### Stored rows ###
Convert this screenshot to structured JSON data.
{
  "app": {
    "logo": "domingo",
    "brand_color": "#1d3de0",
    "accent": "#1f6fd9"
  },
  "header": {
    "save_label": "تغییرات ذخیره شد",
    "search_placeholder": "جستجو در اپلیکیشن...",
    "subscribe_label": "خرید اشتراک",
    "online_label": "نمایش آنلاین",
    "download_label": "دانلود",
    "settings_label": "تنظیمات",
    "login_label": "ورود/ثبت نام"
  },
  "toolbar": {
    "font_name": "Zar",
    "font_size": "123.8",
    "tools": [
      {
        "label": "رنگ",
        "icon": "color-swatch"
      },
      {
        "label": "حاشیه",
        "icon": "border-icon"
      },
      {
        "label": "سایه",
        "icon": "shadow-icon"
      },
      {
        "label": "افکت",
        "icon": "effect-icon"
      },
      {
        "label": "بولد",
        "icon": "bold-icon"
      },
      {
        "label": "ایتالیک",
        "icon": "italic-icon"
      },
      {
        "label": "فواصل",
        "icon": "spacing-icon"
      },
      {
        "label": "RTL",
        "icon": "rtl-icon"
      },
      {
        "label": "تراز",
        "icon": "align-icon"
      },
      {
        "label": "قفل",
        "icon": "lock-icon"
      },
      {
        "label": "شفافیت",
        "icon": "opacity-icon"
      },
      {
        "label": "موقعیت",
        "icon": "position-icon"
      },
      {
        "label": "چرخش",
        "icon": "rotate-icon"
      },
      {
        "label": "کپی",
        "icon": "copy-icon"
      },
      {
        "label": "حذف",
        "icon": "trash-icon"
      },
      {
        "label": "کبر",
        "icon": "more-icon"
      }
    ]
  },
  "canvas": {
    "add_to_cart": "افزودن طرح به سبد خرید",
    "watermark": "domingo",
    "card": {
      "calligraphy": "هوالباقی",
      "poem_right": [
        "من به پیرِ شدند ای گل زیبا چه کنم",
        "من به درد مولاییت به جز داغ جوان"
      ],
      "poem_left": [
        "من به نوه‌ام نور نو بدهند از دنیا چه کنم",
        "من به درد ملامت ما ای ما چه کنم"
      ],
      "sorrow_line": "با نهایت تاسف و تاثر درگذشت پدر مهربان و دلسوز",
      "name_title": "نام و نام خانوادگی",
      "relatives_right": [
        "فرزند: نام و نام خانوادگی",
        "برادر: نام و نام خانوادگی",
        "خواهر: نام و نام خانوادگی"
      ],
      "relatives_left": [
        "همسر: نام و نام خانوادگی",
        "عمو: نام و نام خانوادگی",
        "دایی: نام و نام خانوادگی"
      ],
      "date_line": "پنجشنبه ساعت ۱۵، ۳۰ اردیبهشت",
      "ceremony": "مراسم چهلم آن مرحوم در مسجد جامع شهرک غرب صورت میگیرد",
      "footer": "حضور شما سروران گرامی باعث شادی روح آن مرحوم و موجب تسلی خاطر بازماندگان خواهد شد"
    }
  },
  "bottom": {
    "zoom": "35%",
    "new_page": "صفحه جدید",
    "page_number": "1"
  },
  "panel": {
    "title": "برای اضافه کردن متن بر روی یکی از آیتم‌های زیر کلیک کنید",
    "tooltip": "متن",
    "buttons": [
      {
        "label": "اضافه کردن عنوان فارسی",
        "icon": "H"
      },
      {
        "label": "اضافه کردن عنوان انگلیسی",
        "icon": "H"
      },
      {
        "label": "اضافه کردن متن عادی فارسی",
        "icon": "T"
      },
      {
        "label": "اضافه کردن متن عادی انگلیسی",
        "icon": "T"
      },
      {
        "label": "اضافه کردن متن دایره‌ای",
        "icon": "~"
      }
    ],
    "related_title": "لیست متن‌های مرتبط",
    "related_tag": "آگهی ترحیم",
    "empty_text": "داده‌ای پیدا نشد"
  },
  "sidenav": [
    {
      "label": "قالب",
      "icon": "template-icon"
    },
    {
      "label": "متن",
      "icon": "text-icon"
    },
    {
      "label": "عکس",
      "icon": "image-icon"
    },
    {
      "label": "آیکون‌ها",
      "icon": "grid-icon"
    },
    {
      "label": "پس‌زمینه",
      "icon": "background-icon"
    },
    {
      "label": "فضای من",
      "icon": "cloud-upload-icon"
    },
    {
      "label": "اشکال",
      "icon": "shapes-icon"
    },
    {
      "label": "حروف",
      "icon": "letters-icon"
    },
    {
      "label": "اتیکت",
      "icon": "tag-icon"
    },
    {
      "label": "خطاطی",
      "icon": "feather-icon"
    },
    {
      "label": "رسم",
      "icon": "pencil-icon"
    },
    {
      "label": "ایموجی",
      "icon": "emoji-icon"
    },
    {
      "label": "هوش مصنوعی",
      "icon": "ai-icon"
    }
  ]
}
###
- _Work required_
Look through the entries above and list every line containing "عنوان".

- _Reply to the task_
        "label": "اضافه کردن عنوان فارسی",
        "label": "اضافه کردن عنوان انگلیسی",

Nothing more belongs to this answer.